Dataset items:
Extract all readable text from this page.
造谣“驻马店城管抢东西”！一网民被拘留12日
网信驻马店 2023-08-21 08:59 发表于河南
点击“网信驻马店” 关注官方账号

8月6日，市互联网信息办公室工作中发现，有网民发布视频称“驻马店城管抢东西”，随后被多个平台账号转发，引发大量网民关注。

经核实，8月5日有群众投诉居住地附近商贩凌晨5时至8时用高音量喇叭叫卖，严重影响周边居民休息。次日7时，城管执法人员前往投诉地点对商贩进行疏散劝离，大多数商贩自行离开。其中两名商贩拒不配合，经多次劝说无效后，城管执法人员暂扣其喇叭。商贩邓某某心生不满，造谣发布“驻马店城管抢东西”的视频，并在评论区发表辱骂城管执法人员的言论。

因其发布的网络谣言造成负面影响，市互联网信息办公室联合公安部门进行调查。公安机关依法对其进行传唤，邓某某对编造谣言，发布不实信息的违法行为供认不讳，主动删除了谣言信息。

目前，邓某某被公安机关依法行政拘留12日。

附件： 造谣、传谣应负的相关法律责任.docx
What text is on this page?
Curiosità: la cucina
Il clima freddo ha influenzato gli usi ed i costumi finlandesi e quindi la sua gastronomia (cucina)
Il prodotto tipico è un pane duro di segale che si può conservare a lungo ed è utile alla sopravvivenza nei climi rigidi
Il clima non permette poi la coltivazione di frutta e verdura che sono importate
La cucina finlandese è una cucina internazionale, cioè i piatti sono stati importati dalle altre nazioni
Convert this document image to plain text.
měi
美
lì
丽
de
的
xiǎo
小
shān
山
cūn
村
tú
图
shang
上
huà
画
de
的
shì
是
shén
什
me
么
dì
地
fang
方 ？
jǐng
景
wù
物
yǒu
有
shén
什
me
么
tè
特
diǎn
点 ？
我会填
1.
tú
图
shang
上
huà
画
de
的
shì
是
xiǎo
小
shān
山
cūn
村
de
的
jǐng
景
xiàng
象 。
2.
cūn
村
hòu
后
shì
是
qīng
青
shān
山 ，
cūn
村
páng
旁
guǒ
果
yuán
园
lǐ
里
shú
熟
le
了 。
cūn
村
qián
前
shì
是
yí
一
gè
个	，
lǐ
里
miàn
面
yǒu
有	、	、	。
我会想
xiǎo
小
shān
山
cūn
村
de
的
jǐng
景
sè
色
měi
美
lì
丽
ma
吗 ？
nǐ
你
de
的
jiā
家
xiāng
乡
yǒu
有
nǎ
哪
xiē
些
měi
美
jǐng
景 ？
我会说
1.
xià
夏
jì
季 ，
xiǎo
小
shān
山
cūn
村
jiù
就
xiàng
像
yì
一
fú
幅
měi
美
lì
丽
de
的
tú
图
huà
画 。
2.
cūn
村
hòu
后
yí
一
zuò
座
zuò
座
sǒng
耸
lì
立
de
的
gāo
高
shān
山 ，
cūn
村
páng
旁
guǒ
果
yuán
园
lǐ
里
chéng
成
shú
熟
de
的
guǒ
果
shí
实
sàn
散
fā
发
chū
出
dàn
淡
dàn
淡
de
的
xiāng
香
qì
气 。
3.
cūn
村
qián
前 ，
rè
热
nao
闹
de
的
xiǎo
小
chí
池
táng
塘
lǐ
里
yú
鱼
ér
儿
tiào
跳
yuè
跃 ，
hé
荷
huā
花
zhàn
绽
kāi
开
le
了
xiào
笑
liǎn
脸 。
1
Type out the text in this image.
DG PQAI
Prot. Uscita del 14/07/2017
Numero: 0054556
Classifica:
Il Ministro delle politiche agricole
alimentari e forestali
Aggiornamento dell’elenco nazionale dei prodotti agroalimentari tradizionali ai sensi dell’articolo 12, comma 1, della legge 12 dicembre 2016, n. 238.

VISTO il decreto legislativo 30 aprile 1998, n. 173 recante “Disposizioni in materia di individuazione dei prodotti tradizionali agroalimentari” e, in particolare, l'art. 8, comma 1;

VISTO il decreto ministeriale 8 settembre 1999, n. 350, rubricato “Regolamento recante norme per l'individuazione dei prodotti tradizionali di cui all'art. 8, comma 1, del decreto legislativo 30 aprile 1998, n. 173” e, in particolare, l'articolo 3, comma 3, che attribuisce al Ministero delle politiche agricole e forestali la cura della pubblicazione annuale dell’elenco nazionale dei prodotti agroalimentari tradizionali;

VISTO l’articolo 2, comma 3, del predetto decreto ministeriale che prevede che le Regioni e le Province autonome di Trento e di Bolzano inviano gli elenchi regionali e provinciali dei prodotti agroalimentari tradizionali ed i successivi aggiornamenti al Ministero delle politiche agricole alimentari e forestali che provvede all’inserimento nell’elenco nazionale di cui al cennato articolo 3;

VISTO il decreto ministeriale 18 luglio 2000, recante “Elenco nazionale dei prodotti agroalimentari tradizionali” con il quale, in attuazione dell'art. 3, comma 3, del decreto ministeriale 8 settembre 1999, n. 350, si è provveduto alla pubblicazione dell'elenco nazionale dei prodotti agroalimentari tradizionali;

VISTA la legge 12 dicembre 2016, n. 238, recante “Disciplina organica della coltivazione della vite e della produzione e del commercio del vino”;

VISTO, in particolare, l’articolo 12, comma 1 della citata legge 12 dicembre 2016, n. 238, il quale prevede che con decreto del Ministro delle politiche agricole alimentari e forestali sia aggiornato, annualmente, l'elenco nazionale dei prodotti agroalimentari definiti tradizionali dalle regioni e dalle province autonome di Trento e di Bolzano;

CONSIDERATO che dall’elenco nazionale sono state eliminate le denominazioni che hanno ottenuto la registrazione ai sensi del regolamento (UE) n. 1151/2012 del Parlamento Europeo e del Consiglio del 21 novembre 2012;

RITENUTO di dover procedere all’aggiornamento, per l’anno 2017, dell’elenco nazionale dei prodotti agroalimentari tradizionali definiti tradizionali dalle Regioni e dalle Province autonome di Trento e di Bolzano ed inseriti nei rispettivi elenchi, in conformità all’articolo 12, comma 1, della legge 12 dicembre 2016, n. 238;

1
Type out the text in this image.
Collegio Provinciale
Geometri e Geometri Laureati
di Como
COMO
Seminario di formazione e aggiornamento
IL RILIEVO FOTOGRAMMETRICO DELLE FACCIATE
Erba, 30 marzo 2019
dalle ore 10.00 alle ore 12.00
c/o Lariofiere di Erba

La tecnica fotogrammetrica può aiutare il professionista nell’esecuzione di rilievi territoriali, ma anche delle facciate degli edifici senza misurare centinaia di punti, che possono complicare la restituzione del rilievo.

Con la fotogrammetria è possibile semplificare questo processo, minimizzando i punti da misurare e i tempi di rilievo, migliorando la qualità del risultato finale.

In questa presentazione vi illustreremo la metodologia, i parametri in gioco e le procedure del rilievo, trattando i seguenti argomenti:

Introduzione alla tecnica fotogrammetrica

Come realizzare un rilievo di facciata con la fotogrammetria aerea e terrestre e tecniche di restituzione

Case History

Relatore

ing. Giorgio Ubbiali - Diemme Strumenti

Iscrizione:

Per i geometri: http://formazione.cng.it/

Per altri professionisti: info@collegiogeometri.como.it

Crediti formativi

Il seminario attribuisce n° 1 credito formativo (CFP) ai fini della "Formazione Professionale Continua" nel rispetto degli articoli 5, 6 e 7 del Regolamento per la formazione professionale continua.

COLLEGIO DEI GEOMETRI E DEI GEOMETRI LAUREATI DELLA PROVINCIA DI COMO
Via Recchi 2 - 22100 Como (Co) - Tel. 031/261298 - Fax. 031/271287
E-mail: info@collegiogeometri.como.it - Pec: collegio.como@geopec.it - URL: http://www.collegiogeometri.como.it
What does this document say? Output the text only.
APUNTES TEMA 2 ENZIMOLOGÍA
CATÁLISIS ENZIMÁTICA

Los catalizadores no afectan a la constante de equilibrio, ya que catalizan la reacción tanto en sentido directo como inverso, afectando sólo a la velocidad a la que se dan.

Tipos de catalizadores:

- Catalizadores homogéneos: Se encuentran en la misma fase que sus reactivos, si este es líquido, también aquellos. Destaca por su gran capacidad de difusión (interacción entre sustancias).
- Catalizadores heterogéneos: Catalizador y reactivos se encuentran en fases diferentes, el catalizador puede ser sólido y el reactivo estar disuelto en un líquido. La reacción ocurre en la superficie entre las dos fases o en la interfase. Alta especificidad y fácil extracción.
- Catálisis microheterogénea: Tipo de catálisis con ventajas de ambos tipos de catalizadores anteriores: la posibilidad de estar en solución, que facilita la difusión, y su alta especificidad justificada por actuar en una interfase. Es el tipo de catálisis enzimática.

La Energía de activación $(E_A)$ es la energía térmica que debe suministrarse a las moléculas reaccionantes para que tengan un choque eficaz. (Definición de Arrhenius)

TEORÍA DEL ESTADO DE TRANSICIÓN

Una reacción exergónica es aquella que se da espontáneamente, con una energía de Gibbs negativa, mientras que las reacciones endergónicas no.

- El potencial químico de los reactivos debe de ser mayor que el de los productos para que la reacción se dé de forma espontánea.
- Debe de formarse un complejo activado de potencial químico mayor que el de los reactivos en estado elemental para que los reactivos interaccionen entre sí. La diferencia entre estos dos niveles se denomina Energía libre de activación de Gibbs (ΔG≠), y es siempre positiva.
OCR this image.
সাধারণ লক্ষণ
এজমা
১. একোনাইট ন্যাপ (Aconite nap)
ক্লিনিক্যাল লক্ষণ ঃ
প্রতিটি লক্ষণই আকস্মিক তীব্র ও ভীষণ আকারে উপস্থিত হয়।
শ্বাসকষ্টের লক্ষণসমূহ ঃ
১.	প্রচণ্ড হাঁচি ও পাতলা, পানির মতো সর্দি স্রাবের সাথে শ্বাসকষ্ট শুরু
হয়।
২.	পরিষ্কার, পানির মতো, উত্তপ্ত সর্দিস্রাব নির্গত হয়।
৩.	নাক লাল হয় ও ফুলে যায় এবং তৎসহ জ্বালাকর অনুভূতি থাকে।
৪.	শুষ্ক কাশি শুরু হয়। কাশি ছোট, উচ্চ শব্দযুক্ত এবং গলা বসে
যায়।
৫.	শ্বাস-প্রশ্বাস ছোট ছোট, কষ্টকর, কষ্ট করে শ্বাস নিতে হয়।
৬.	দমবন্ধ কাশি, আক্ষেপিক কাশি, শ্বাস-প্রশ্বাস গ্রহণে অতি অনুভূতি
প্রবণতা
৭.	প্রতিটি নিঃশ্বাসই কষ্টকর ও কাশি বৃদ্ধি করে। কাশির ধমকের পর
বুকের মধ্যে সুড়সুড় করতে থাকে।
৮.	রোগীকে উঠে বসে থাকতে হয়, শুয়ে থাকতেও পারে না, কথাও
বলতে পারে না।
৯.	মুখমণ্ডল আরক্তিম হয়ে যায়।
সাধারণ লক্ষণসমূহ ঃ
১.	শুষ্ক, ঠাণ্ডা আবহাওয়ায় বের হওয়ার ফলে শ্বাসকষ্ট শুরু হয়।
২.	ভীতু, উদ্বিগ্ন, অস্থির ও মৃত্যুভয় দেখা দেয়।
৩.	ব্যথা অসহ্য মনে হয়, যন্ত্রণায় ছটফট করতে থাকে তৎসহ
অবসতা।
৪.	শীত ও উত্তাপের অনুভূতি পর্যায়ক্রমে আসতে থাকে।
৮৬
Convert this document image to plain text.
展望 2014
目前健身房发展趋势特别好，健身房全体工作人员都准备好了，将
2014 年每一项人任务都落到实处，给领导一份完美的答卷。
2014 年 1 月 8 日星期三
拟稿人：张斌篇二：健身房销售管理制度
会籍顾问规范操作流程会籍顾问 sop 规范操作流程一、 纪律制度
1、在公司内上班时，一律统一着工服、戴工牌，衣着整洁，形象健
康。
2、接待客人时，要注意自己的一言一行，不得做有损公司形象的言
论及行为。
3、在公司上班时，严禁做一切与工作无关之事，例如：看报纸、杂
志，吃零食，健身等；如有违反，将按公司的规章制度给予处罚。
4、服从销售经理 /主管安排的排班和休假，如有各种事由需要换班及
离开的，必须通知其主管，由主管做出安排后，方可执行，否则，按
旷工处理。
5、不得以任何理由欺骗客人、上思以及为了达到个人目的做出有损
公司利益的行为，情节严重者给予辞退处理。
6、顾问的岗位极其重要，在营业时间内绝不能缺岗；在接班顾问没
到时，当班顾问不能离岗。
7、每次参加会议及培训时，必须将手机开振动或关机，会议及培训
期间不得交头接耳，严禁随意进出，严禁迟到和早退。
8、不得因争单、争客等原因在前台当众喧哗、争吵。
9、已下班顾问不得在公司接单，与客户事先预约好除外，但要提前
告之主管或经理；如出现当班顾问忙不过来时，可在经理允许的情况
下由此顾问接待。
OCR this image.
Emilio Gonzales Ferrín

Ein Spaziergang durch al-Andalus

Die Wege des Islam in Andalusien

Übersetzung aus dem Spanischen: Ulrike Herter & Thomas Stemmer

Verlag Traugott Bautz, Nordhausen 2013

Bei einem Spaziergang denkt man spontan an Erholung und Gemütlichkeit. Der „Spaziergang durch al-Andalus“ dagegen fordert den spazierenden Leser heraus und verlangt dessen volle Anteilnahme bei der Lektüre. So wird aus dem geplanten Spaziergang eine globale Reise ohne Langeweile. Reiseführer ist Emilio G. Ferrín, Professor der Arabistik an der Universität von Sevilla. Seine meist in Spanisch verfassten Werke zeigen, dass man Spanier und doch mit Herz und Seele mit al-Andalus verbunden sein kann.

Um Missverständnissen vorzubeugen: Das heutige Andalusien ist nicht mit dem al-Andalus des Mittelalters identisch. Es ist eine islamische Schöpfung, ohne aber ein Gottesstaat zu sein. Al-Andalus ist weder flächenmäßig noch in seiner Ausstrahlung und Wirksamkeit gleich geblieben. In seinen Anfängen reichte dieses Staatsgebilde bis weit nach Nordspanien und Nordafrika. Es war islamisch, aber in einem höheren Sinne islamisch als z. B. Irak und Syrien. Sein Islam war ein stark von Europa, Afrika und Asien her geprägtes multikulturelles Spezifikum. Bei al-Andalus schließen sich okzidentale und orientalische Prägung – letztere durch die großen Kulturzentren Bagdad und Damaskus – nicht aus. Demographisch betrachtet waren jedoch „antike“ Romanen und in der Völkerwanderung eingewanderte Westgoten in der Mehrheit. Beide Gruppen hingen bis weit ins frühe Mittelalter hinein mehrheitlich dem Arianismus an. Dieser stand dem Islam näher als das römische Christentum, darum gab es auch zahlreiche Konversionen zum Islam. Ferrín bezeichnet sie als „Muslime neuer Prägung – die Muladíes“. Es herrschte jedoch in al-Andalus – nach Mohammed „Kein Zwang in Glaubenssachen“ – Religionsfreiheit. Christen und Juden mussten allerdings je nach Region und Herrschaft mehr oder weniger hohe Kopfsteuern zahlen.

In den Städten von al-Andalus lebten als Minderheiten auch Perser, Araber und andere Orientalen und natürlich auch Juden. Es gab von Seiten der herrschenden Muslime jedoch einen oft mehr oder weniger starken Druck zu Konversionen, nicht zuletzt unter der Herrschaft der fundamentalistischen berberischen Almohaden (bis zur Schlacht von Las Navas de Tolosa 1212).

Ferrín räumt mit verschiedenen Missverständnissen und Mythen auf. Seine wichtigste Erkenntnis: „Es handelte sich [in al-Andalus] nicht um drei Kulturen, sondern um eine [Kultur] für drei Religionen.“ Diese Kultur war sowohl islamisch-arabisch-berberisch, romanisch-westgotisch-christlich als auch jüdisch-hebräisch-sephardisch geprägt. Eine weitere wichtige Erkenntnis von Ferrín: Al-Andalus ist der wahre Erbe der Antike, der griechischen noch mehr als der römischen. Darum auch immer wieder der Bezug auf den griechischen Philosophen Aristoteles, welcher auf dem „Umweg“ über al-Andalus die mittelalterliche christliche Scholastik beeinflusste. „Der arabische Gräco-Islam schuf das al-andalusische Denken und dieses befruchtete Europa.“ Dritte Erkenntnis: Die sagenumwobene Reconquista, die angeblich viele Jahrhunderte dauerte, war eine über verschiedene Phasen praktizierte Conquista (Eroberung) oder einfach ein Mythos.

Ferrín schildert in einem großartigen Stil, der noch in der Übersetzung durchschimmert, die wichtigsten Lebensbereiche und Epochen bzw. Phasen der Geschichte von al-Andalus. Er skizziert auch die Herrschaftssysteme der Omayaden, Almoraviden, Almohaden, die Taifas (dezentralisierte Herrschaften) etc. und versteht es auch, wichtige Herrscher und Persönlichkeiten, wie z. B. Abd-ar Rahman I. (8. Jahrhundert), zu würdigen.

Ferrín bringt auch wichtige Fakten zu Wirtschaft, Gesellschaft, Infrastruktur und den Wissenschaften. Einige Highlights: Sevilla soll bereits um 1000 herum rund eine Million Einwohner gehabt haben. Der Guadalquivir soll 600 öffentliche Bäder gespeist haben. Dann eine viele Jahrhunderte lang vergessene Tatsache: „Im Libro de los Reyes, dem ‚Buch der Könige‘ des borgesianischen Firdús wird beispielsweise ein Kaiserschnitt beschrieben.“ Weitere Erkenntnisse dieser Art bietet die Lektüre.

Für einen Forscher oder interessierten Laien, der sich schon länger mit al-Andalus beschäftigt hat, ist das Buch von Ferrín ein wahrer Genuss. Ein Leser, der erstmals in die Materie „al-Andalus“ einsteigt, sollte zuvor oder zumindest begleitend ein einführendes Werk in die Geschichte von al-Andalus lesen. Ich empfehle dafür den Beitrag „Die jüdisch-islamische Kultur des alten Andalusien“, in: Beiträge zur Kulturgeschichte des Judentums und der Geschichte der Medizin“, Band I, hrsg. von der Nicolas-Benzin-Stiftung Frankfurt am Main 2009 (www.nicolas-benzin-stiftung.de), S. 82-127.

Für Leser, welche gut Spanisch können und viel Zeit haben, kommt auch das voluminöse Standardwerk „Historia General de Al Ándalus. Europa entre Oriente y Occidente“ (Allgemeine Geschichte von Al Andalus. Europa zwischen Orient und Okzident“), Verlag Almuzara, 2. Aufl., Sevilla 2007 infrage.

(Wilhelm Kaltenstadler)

▸ AIM OF THE TASK
In the records, locate each line holding the string "Lektüre" and copy it.

▸ ANSWER TO THIS EXERCISE
Bei einem Spaziergang denkt man spontan an Erholung und Gemütlichkeit. Der „Spaziergang durch al-Andalus“ dagegen fordert den spazierenden Leser heraus und verlangt dessen volle Anteilnahme bei der Lektüre. So wird aus dem geplanten Spaziergang eine globale Reise ohne Langeweile. Reiseführer ist Emilio G. Ferrín, Professor der Arabistik an der Universität von Sevilla. Seine meist in Spanisch verfassten Werke zeigen, dass man Spanier und doch mit Herz und Seele mit al-Andalus verbunden sein kann.
Ferrín bringt auch wichtige Fakten zu Wirtschaft, Gesellschaft, Infrastruktur und den Wissenschaften. Einige Highlights: Sevilla soll bereits um 1000 herum rund eine Million Einwohner gehabt haben. Der Guadalquivir soll 600 öffentliche Bäder gespeist haben. Dann eine viele Jahrhunderte lang vergessene Tatsache: „Im Libro de los Reyes, dem ‚Buch der Könige‘ des borgesianischen Firdús wird beispielsweise ein Kaiserschnitt beschrieben.“ Weitere Erkenntnisse dieser Art bietet die Lektüre.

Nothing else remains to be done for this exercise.